[Rows from a figure dataset]
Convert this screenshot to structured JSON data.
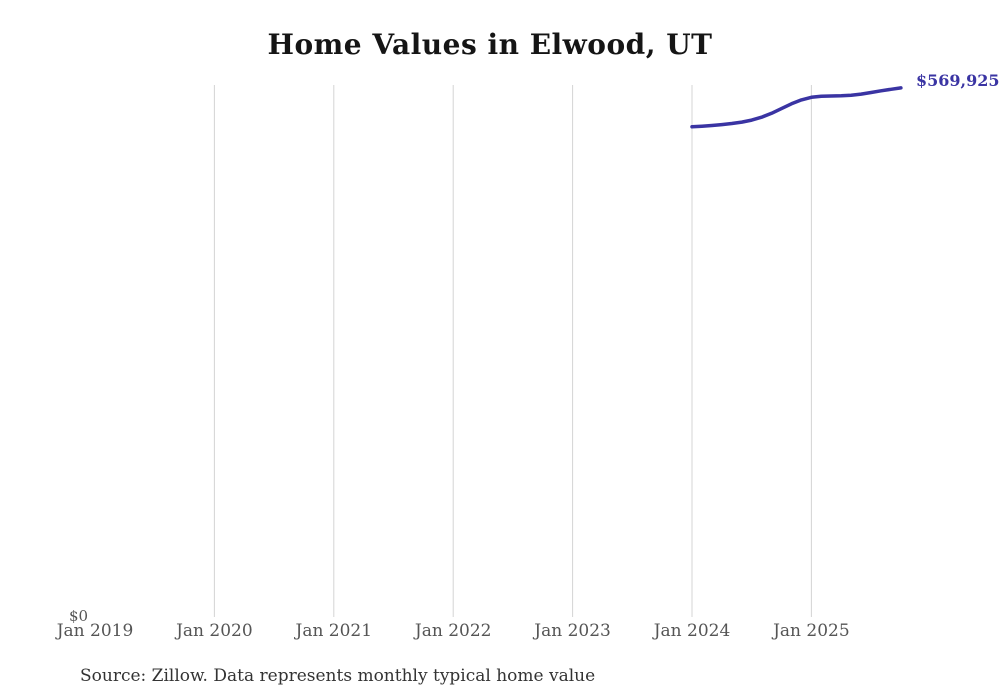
{
  "header": {
    "title": "Home Values in Elwood, UT"
  },
  "footer": {
    "source_note": "Source: Zillow. Data represents monthly typical home value"
  },
  "colors": {
    "background": "#ffffff",
    "title_text": "#151515",
    "axis_text": "#555555",
    "source_text": "#333333",
    "gridline": "#d4d4d4",
    "line": "#3a34a3",
    "end_label_text": "#3a34a3"
  },
  "chart_data": {
    "type": "line",
    "title": "Home Values in Elwood, UT",
    "series_name": "Typical home value",
    "grid": "vertical",
    "ylim": [
      0,
      573000
    ],
    "y_zero_label": "$0",
    "end_value_label": "$569,925",
    "x_ticks": [
      {
        "label": "Jan 2019",
        "month": "2019-01"
      },
      {
        "label": "Jan 2020",
        "month": "2020-01"
      },
      {
        "label": "Jan 2021",
        "month": "2021-01"
      },
      {
        "label": "Jan 2022",
        "month": "2022-01"
      },
      {
        "label": "Jan 2023",
        "month": "2023-01"
      },
      {
        "label": "Jan 2024",
        "month": "2024-01"
      },
      {
        "label": "Jan 2025",
        "month": "2025-01"
      }
    ],
    "x": [
      "2024-01",
      "2024-02",
      "2024-03",
      "2024-04",
      "2024-05",
      "2024-06",
      "2024-07",
      "2024-08",
      "2024-09",
      "2024-10",
      "2024-11",
      "2024-12",
      "2025-01",
      "2025-02",
      "2025-03",
      "2025-04",
      "2025-05",
      "2025-06",
      "2025-07",
      "2025-08",
      "2025-09",
      "2025-10"
    ],
    "values": [
      528000,
      528600,
      529400,
      530300,
      531500,
      533000,
      535200,
      538300,
      542500,
      547600,
      552800,
      557000,
      559800,
      560900,
      561200,
      561400,
      562000,
      563200,
      564900,
      566700,
      568400,
      569925
    ]
  }
}
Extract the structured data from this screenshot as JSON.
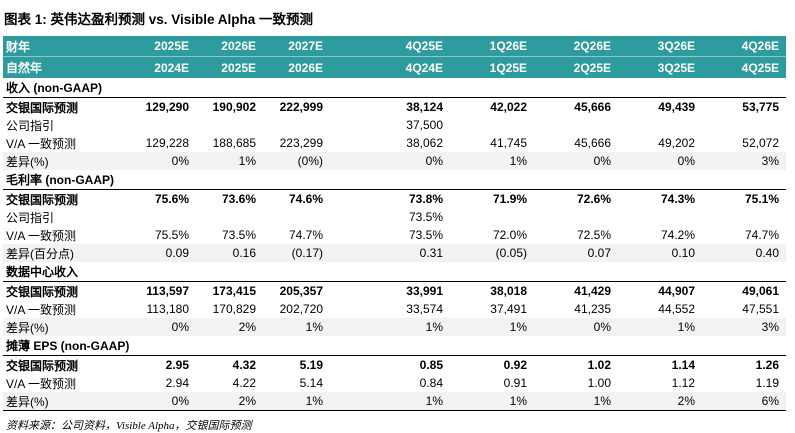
{
  "title": "图表 1: 英伟达盈利预测 vs. Visible Alpha 一致预测",
  "source": "资料来源：公司资料，Visible Alpha，交银国际预测",
  "colors": {
    "header_bg": "#2E9C9E",
    "header_text": "#FFFFFF",
    "shaded_row_bg": "#F2F2F2"
  },
  "chart_data": {
    "type": "table",
    "title": "图表 1: 英伟达盈利预测 vs. Visible Alpha 一致预测",
    "header_rows": [
      {
        "label": "财年",
        "cols": [
          "2025E",
          "2026E",
          "2027E",
          "4Q25E",
          "1Q26E",
          "2Q26E",
          "3Q26E",
          "4Q26E"
        ]
      },
      {
        "label": "自然年",
        "cols": [
          "2024E",
          "2025E",
          "2026E",
          "4Q24E",
          "1Q25E",
          "2Q25E",
          "3Q25E",
          "4Q25E"
        ]
      }
    ],
    "sections": [
      {
        "header": "收入 (non-GAAP)",
        "rows": [
          {
            "label": "交银国际预测",
            "bold": true,
            "shaded": false,
            "cells": [
              "129,290",
              "190,902",
              "222,999",
              "38,124",
              "42,022",
              "45,666",
              "49,439",
              "53,775"
            ]
          },
          {
            "label": "公司指引",
            "bold": false,
            "shaded": false,
            "cells": [
              "",
              "",
              "",
              "37,500",
              "",
              "",
              "",
              ""
            ]
          },
          {
            "label": "V/A 一致预测",
            "bold": false,
            "shaded": false,
            "cells": [
              "129,228",
              "188,685",
              "223,299",
              "38,062",
              "41,745",
              "45,666",
              "49,202",
              "52,072"
            ]
          },
          {
            "label": "差异(%)",
            "bold": false,
            "shaded": true,
            "cells": [
              "0%",
              "1%",
              "(0%)",
              "0%",
              "1%",
              "0%",
              "0%",
              "3%"
            ]
          }
        ]
      },
      {
        "header": "毛利率 (non-GAAP)",
        "rows": [
          {
            "label": "交银国际预测",
            "bold": true,
            "shaded": false,
            "cells": [
              "75.6%",
              "73.6%",
              "74.6%",
              "73.8%",
              "71.9%",
              "72.6%",
              "74.3%",
              "75.1%"
            ]
          },
          {
            "label": "公司指引",
            "bold": false,
            "shaded": false,
            "cells": [
              "",
              "",
              "",
              "73.5%",
              "",
              "",
              "",
              ""
            ]
          },
          {
            "label": "V/A 一致预测",
            "bold": false,
            "shaded": false,
            "cells": [
              "75.5%",
              "73.5%",
              "74.7%",
              "73.5%",
              "72.0%",
              "72.5%",
              "74.2%",
              "74.7%"
            ]
          },
          {
            "label": "差异(百分点)",
            "bold": false,
            "shaded": true,
            "cells": [
              "0.09",
              "0.16",
              "(0.17)",
              "0.31",
              "(0.05)",
              "0.07",
              "0.10",
              "0.40"
            ]
          }
        ]
      },
      {
        "header": "数据中心收入",
        "rows": [
          {
            "label": "交银国际预测",
            "bold": true,
            "shaded": false,
            "cells": [
              "113,597",
              "173,415",
              "205,357",
              "33,991",
              "38,018",
              "41,429",
              "44,907",
              "49,061"
            ]
          },
          {
            "label": "V/A 一致预测",
            "bold": false,
            "shaded": false,
            "cells": [
              "113,180",
              "170,829",
              "202,720",
              "33,574",
              "37,491",
              "41,235",
              "44,552",
              "47,551"
            ]
          },
          {
            "label": "差异(%)",
            "bold": false,
            "shaded": true,
            "cells": [
              "0%",
              "2%",
              "1%",
              "1%",
              "1%",
              "0%",
              "1%",
              "3%"
            ]
          }
        ]
      },
      {
        "header": "摊薄 EPS (non-GAAP)",
        "rows": [
          {
            "label": "交银国际预测",
            "bold": true,
            "shaded": false,
            "cells": [
              "2.95",
              "4.32",
              "5.19",
              "0.85",
              "0.92",
              "1.02",
              "1.14",
              "1.26"
            ]
          },
          {
            "label": "V/A 一致预测",
            "bold": false,
            "shaded": false,
            "cells": [
              "2.94",
              "4.22",
              "5.14",
              "0.84",
              "0.91",
              "1.00",
              "1.12",
              "1.19"
            ]
          },
          {
            "label": "差异(%)",
            "bold": false,
            "shaded": true,
            "cells": [
              "0%",
              "2%",
              "1%",
              "1%",
              "1%",
              "1%",
              "2%",
              "6%"
            ]
          }
        ]
      }
    ]
  }
}
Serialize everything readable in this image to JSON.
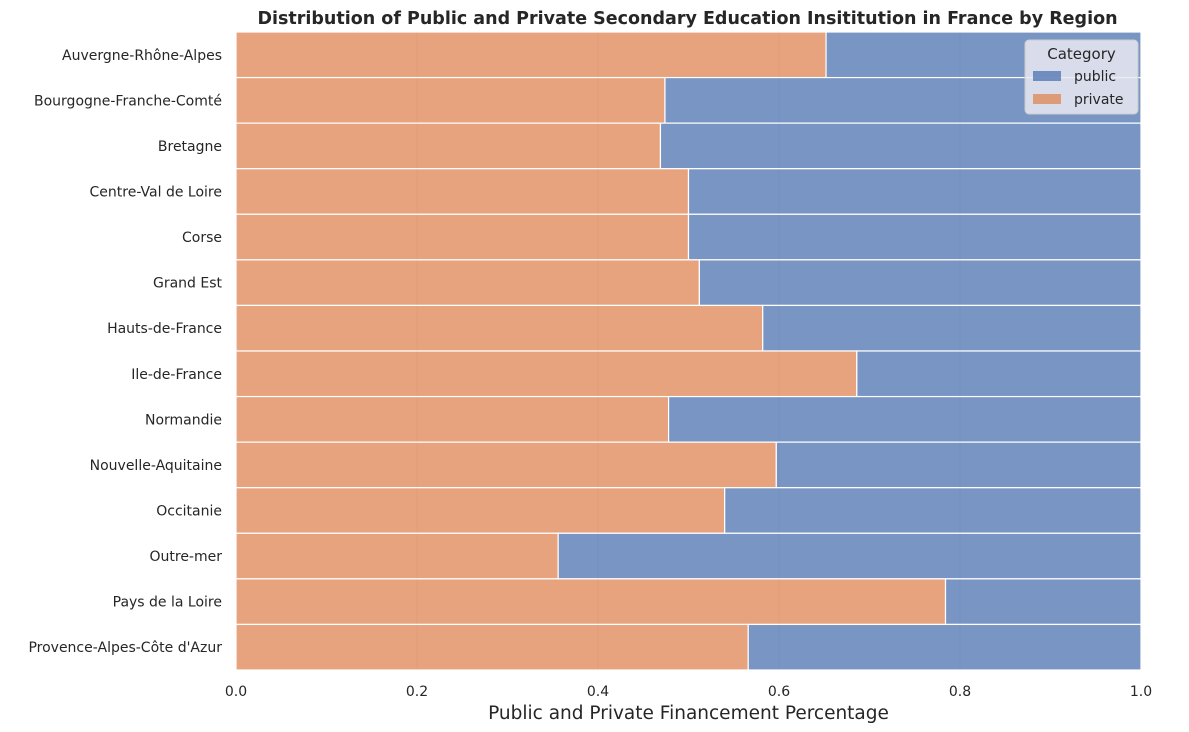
{
  "chart_data": {
    "type": "bar",
    "orientation": "horizontal",
    "stacked": "fill",
    "title": "Distribution of Public and Private Secondary Education Insititution in France by Region",
    "xlabel": "Public and Private Financement Percentage",
    "ylabel": "",
    "xlim": [
      0.0,
      1.0
    ],
    "xticks": [
      "0.0",
      "0.2",
      "0.4",
      "0.6",
      "0.8",
      "1.0"
    ],
    "categories": [
      "Auvergne-Rhône-Alpes",
      "Bourgogne-Franche-Comté",
      "Bretagne",
      "Centre-Val de Loire",
      "Corse",
      "Grand Est",
      "Hauts-de-France",
      "Ile-de-France",
      "Normandie",
      "Nouvelle-Aquitaine",
      "Occitanie",
      "Outre-mer",
      "Pays de la Loire",
      "Provence-Alpes-Côte d'Azur"
    ],
    "series": [
      {
        "name": "public",
        "color": "#4c72b0",
        "values": [
          0.348,
          0.526,
          0.531,
          0.5,
          0.5,
          0.488,
          0.418,
          0.314,
          0.522,
          0.403,
          0.46,
          0.644,
          0.216,
          0.434
        ]
      },
      {
        "name": "private",
        "color": "#dd8452",
        "values": [
          0.652,
          0.474,
          0.469,
          0.5,
          0.5,
          0.512,
          0.582,
          0.686,
          0.478,
          0.597,
          0.54,
          0.356,
          0.784,
          0.566
        ]
      }
    ],
    "legend": {
      "title": "Category",
      "entries": [
        "public",
        "private"
      ],
      "position": "top-right"
    },
    "grid": true
  }
}
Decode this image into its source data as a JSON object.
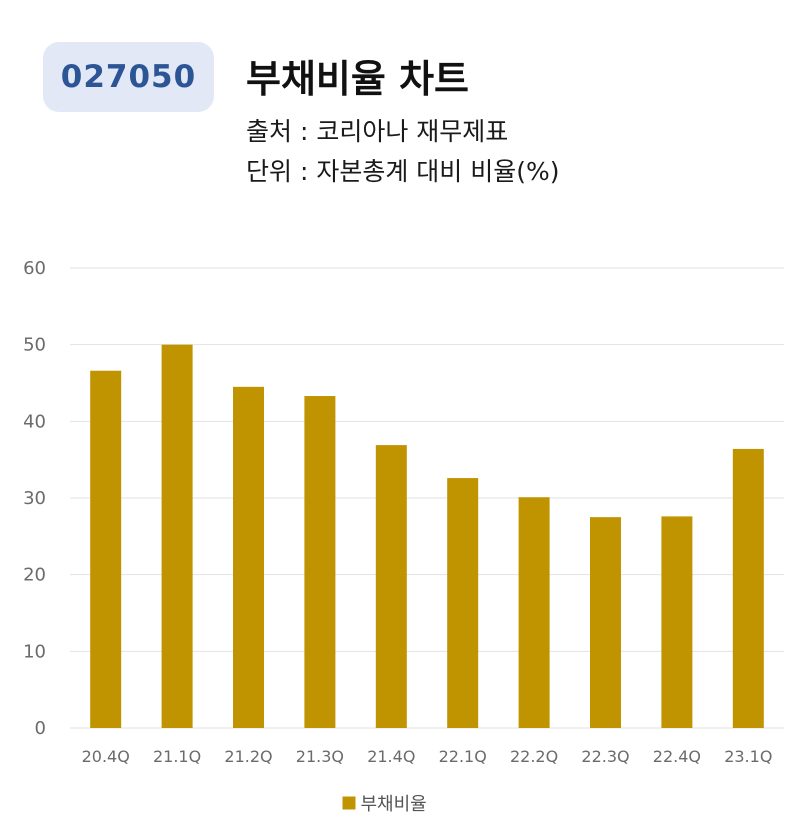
{
  "header": {
    "code": "027050",
    "title": "부채비율 차트",
    "source": "출처 : 코리아나 재무제표",
    "unit": "단위 : 자본총계 대비 비율(%)"
  },
  "colors": {
    "bar": "#c09300",
    "badge_bg": "#e2e8f6",
    "badge_text": "#2c5596",
    "grid": "#e2e2e2"
  },
  "chart_data": {
    "type": "bar",
    "categories": [
      "20.4Q",
      "21.1Q",
      "21.2Q",
      "21.3Q",
      "21.4Q",
      "22.1Q",
      "22.2Q",
      "22.3Q",
      "22.4Q",
      "23.1Q"
    ],
    "series": [
      {
        "name": "부채비율",
        "values": [
          46.6,
          50.0,
          44.5,
          43.3,
          36.9,
          32.6,
          30.1,
          27.5,
          27.6,
          36.4
        ]
      }
    ],
    "ylim": [
      0,
      60
    ],
    "yticks": [
      0,
      10,
      20,
      30,
      40,
      50,
      60
    ],
    "grid": true,
    "legend_position": "bottom"
  }
}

» GIVEN INSTRUCTION
Where a line of the material above holds the string "Alpha", copy that line.

» EXPECTED ANSWER
  "title": "图表 1: 英伟达盈利预测 vs. Visible Alpha 一致预测",
  "source": "资料来源：公司资料，Visible Alpha，交银国际预测",
    "title": "图表 1: 英伟达盈利预测 vs. Visible Alpha 一致预测",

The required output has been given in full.